MATERIAL SHOWN

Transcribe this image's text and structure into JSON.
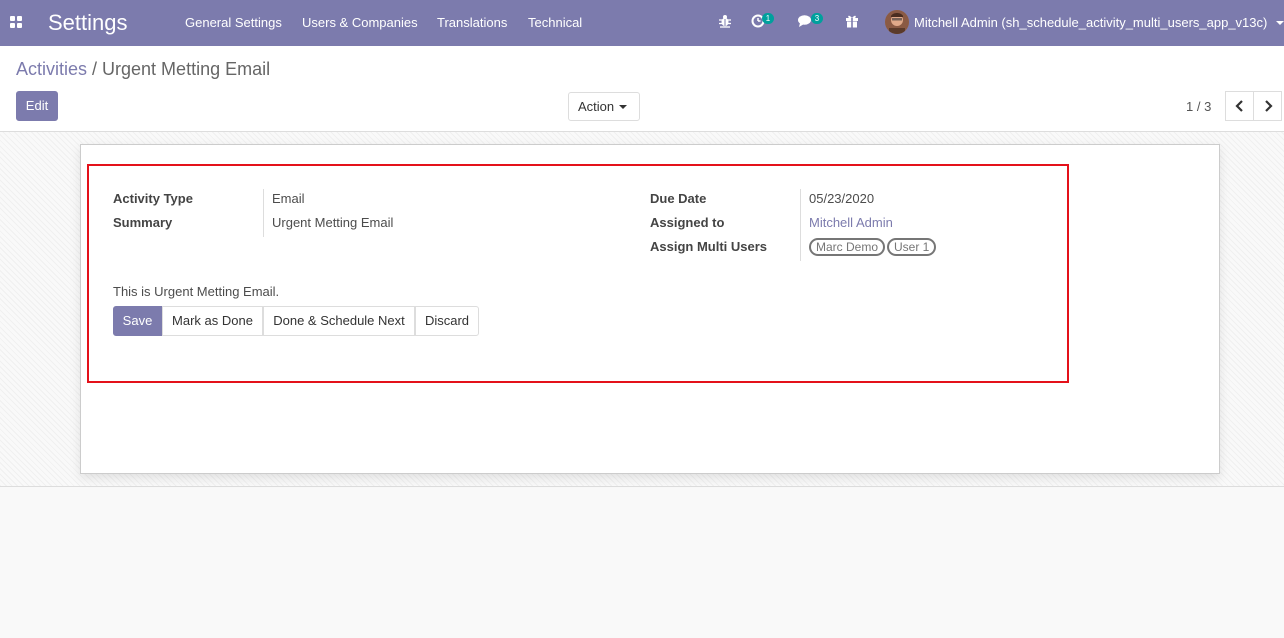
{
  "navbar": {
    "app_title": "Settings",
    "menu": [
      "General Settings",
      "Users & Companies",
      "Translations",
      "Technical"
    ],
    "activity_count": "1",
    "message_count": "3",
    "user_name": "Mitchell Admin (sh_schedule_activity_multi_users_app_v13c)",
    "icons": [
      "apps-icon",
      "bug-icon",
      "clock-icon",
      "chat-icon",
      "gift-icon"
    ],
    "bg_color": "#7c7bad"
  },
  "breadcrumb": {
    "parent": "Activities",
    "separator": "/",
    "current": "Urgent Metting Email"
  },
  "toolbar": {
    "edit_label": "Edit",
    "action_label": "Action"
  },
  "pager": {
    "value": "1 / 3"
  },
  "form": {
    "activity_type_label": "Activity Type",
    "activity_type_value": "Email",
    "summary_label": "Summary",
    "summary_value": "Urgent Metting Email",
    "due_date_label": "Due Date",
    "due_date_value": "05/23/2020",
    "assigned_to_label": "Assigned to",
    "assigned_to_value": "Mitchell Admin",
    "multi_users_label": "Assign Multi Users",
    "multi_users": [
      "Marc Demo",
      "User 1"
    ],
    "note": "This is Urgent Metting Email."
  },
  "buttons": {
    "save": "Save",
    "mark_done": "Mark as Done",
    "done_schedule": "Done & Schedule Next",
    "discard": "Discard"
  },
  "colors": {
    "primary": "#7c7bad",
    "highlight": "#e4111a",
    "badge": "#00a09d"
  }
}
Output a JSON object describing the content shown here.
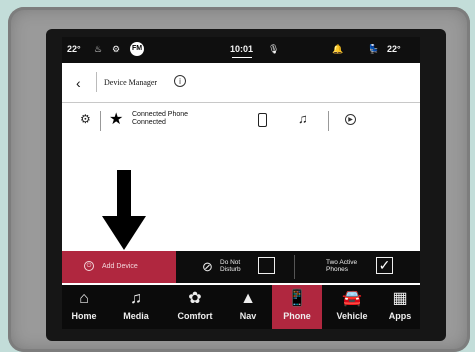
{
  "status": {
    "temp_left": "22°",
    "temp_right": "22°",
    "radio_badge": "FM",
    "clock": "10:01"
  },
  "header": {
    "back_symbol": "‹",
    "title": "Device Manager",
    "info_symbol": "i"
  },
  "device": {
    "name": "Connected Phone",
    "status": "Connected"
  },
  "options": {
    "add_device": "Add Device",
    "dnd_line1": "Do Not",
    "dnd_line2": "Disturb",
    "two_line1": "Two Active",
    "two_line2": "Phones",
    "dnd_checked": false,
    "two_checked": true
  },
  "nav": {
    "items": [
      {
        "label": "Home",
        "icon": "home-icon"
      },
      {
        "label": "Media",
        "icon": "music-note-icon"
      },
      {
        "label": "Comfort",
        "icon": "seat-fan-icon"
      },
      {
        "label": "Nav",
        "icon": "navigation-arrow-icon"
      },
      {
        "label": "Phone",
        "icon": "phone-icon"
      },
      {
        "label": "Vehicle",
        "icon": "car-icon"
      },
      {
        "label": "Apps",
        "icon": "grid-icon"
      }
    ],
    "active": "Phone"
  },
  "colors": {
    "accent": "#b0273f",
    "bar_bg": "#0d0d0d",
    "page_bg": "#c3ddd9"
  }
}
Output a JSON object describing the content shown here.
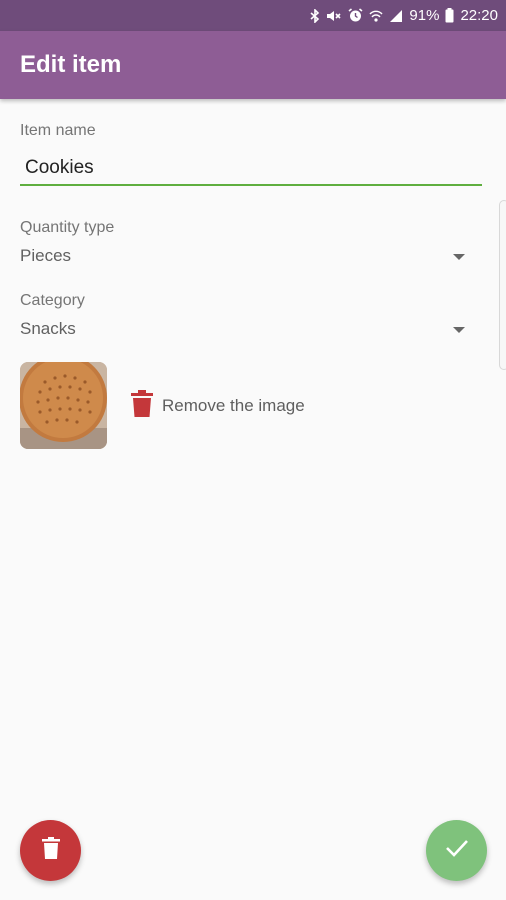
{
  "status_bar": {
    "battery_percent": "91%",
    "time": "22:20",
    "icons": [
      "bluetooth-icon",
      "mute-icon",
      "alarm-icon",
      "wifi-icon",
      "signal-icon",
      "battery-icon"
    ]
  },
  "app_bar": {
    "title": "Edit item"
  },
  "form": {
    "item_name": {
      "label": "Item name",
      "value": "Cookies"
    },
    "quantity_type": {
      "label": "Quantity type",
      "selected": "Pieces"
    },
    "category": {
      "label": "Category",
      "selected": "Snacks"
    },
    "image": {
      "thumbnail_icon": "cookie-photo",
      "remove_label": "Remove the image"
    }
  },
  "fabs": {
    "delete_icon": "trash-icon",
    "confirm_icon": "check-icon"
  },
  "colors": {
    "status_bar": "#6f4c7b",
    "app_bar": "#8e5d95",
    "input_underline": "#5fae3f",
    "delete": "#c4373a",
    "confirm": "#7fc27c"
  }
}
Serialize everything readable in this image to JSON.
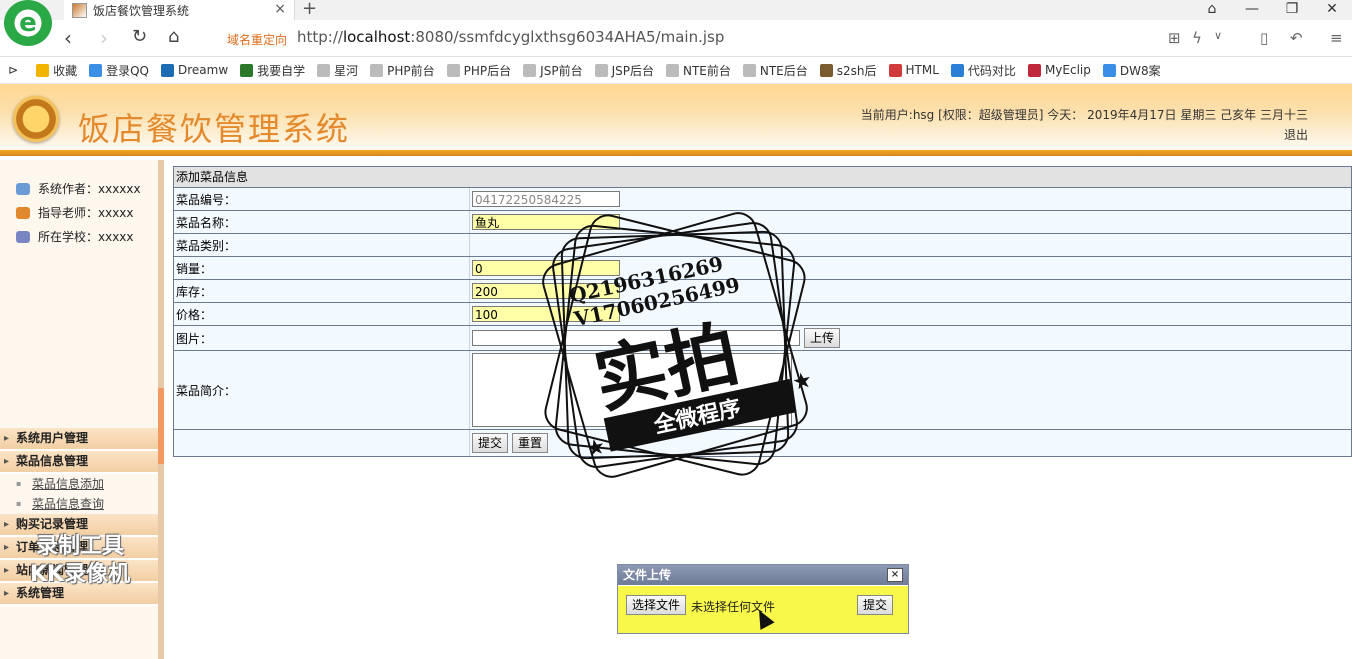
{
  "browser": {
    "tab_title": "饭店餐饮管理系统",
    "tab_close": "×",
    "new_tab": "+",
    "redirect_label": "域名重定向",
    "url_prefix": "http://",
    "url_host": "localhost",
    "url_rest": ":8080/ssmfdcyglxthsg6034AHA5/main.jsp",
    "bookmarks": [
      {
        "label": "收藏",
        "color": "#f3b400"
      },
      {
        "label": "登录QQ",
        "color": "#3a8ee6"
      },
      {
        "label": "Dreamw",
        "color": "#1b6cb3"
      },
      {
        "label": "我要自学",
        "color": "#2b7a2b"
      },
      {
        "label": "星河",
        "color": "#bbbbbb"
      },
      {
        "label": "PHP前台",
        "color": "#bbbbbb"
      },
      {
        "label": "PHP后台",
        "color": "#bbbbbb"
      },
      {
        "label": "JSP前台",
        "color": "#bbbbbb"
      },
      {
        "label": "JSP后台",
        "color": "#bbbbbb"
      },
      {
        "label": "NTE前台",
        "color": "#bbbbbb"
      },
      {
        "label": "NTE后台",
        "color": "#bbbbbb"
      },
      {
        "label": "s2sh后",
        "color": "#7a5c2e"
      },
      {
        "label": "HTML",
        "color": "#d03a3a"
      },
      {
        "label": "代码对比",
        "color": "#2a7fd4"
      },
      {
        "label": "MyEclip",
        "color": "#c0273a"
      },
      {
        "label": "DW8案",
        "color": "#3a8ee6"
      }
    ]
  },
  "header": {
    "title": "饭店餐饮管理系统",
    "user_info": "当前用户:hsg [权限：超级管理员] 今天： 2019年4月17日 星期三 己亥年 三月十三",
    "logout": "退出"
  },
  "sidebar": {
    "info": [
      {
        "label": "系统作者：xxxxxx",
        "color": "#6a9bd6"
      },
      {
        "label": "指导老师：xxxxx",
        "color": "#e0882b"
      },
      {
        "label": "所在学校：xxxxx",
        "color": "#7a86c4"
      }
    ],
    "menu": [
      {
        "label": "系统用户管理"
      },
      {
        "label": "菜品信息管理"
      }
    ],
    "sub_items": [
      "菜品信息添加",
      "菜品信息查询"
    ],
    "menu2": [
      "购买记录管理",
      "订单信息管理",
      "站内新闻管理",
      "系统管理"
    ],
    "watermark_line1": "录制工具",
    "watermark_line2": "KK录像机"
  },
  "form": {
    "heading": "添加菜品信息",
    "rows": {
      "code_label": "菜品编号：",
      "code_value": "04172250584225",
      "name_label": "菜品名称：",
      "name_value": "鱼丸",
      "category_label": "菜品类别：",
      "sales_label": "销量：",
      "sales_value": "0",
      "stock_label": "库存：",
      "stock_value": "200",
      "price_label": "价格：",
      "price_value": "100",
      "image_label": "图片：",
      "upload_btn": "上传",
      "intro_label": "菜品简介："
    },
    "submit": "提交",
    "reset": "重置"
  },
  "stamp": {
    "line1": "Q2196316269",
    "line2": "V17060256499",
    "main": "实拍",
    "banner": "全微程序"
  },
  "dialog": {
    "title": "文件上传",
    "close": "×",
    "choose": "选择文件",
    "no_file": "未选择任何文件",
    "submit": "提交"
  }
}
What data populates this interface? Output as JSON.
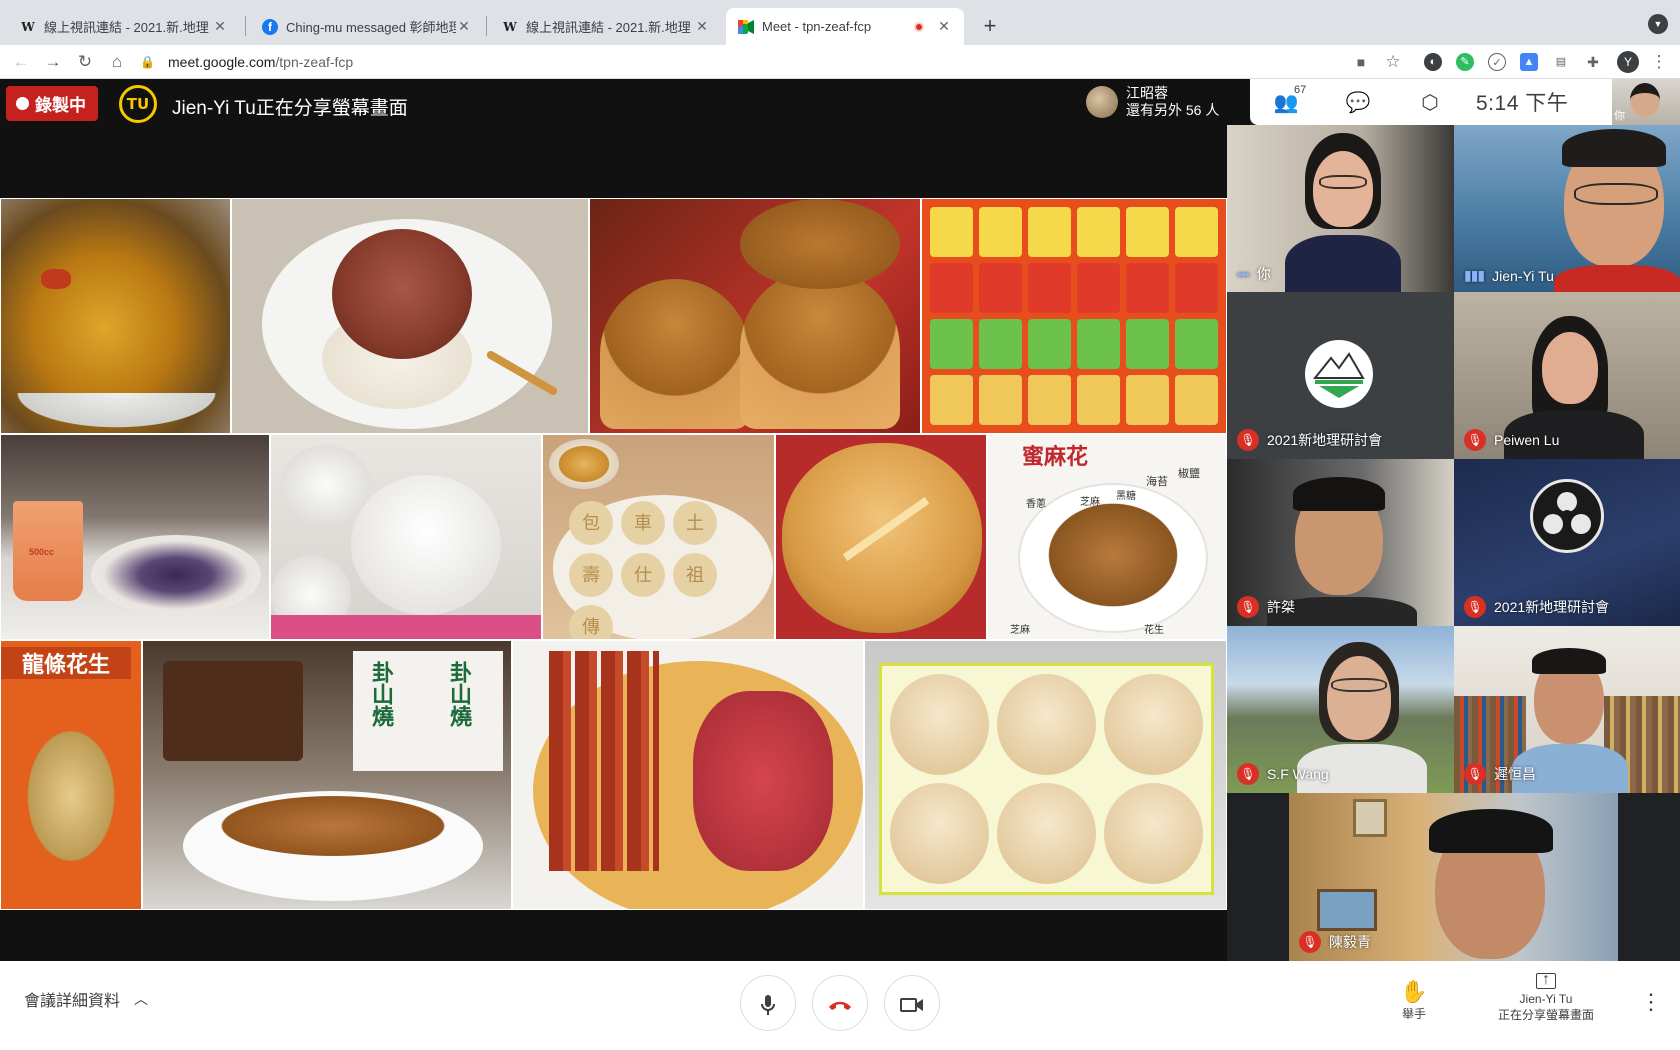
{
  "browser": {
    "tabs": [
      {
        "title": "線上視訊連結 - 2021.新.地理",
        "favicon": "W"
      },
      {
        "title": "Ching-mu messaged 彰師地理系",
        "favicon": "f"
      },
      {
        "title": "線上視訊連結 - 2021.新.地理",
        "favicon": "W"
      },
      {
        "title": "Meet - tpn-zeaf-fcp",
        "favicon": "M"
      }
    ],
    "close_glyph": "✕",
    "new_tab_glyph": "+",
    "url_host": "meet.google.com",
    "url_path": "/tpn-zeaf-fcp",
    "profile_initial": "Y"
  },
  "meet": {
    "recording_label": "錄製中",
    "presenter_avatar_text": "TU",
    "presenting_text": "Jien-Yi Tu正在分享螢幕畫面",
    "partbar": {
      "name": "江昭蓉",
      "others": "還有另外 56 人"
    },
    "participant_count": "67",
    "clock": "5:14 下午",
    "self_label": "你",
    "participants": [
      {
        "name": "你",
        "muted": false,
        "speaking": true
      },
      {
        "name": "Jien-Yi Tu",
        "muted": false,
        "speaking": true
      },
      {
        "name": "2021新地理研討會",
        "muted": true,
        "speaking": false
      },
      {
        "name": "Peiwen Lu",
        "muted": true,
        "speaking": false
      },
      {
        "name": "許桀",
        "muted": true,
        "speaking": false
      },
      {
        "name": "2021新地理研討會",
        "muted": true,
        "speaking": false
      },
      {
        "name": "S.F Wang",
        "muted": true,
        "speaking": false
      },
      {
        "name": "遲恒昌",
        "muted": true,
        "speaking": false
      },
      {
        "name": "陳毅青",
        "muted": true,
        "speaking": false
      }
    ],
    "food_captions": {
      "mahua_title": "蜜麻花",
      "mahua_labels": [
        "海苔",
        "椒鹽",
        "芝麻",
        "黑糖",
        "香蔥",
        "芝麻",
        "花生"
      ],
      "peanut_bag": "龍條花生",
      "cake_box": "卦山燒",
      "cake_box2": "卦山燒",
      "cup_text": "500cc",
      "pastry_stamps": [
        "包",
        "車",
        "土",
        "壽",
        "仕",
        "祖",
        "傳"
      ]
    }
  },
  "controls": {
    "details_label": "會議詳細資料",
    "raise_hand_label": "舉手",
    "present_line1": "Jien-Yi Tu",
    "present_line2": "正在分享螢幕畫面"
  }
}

TASK STATEMENT
Only lines with the string "Mitchell" belong in your answer; copy each one.

RESPONSE
    "user_name": "Mitchell Admin (sh_schedule_activity_multi_users_app_v13c)",
    "assigned_to_value": "Mitchell Admin",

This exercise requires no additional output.